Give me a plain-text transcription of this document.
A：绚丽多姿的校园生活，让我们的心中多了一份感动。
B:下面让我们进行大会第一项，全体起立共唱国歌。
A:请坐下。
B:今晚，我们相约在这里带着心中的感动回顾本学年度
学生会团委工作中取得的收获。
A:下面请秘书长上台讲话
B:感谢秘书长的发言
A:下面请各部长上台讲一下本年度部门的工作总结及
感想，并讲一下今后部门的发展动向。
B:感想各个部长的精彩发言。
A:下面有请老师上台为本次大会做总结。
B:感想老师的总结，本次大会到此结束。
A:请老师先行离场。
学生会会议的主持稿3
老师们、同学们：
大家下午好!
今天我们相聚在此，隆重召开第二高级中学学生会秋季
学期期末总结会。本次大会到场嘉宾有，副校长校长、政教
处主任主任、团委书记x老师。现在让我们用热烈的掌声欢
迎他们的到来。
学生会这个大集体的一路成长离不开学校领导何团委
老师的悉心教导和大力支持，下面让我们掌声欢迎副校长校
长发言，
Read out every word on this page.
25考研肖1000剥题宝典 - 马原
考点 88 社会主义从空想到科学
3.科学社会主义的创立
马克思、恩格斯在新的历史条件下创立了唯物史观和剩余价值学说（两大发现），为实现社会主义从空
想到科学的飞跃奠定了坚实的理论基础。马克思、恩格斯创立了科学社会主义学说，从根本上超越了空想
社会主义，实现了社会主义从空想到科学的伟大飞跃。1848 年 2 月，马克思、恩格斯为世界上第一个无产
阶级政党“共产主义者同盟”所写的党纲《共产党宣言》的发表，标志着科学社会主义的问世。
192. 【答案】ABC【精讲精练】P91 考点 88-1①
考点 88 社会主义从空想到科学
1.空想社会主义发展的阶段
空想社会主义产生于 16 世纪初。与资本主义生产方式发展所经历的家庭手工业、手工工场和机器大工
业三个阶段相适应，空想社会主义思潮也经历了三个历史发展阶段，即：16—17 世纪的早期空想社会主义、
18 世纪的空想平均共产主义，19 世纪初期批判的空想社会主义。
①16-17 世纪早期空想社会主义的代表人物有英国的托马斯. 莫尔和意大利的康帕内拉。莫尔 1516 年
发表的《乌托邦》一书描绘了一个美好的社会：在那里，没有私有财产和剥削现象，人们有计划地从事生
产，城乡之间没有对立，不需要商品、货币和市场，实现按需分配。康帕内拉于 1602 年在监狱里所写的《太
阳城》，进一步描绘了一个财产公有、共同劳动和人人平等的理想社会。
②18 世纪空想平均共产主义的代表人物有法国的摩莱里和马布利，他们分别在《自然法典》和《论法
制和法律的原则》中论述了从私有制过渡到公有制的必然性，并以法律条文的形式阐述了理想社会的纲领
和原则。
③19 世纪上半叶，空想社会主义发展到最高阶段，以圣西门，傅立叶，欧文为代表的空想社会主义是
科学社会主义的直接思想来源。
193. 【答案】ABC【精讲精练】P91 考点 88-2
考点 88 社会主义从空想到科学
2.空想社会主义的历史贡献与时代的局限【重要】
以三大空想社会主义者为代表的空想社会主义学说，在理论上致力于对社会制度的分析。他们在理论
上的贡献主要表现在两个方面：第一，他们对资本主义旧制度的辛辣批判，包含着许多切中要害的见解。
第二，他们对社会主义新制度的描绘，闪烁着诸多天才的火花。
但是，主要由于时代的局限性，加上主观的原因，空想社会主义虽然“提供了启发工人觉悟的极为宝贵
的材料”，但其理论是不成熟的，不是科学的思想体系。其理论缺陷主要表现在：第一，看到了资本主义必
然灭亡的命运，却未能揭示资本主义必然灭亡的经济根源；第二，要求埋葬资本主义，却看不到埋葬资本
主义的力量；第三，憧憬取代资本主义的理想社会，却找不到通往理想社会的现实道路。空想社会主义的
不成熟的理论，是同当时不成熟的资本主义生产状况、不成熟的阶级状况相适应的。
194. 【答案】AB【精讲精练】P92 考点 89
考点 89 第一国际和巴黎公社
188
————————
**TO BE DONE:** Quote, word for word, every line starting at the one that contains "Read out every word on this page." and ending with the final line of the entries.

**COMPLETE RESPONSE:**
Read out every word on this page.
25考研肖1000剥题宝典 - 马原
考点 88 社会主义从空想到科学
3.科学社会主义的创立
马克思、恩格斯在新的历史条件下创立了唯物史观和剩余价值学说（两大发现），为实现社会主义从空
想到科学的飞跃奠定了坚实的理论基础。马克思、恩格斯创立了科学社会主义学说，从根本上超越了空想
社会主义，实现了社会主义从空想到科学的伟大飞跃。1848 年 2 月，马克思、恩格斯为世界上第一个无产
阶级政党“共产主义者同盟”所写的党纲《共产党宣言》的发表，标志着科学社会主义的问世。
192. 【答案】ABC【精讲精练】P91 考点 88-1①
考点 88 社会主义从空想到科学
1.空想社会主义发展的阶段
空想社会主义产生于 16 世纪初。与资本主义生产方式发展所经历的家庭手工业、手工工场和机器大工
业三个阶段相适应，空想社会主义思潮也经历了三个历史发展阶段，即：16—17 世纪的早期空想社会主义、
18 世纪的空想平均共产主义，19 世纪初期批判的空想社会主义。
①16-17 世纪早期空想社会主义的代表人物有英国的托马斯. 莫尔和意大利的康帕内拉。莫尔 1516 年
发表的《乌托邦》一书描绘了一个美好的社会：在那里，没有私有财产和剥削现象，人们有计划地从事生
产，城乡之间没有对立，不需要商品、货币和市场，实现按需分配。康帕内拉于 1602 年在监狱里所写的《太
阳城》，进一步描绘了一个财产公有、共同劳动和人人平等的理想社会。
②18 世纪空想平均共产主义的代表人物有法国的摩莱里和马布利，他们分别在《自然法典》和《论法
制和法律的原则》中论述了从私有制过渡到公有制的必然性，并以法律条文的形式阐述了理想社会的纲领
和原则。
③19 世纪上半叶，空想社会主义发展到最高阶段，以圣西门，傅立叶，欧文为代表的空想社会主义是
科学社会主义的直接思想来源。
193. 【答案】ABC【精讲精练】P91 考点 88-2
考点 88 社会主义从空想到科学
2.空想社会主义的历史贡献与时代的局限【重要】
以三大空想社会主义者为代表的空想社会主义学说，在理论上致力于对社会制度的分析。他们在理论
上的贡献主要表现在两个方面：第一，他们对资本主义旧制度的辛辣批判，包含着许多切中要害的见解。
第二，他们对社会主义新制度的描绘，闪烁着诸多天才的火花。
但是，主要由于时代的局限性，加上主观的原因，空想社会主义虽然“提供了启发工人觉悟的极为宝贵
的材料”，但其理论是不成熟的，不是科学的思想体系。其理论缺陷主要表现在：第一，看到了资本主义必
然灭亡的命运，却未能揭示资本主义必然灭亡的经济根源；第二，要求埋葬资本主义，却看不到埋葬资本
主义的力量；第三，憧憬取代资本主义的理想社会，却找不到通往理想社会的现实道路。空想社会主义的
不成熟的理论，是同当时不成熟的资本主义生产状况、不成熟的阶级状况相适应的。
194. 【答案】AB【精讲精练】P92 考点 89
考点 89 第一国际和巴黎公社
188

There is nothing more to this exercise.